Figure record listings:
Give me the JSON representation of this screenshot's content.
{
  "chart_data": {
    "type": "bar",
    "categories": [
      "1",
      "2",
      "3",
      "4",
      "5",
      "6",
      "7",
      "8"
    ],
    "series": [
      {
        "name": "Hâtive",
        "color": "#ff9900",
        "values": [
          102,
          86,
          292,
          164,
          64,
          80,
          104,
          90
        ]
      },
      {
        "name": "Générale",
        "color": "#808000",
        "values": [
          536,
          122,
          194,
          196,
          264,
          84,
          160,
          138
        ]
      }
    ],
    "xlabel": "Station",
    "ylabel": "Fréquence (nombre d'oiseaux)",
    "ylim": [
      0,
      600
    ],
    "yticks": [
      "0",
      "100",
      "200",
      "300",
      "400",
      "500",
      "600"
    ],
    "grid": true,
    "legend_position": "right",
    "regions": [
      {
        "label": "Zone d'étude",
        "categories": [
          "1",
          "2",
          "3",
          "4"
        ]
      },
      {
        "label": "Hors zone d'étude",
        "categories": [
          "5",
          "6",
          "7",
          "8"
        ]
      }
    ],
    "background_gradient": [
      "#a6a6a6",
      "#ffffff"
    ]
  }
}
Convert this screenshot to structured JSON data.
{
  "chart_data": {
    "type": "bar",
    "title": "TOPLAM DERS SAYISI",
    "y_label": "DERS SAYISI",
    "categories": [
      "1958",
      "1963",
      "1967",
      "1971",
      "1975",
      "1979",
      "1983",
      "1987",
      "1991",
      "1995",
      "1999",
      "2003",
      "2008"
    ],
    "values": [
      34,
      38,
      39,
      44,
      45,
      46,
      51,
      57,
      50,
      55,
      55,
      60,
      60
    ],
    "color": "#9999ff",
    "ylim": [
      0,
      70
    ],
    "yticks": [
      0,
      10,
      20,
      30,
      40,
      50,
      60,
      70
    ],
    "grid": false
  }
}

### Exercise instructions
Check all the records above and select each line where the string "screenshot" is found.

### Exercise response
Give me the JSON representation of this screenshot's content.
Convert this screenshot to structured JSON data.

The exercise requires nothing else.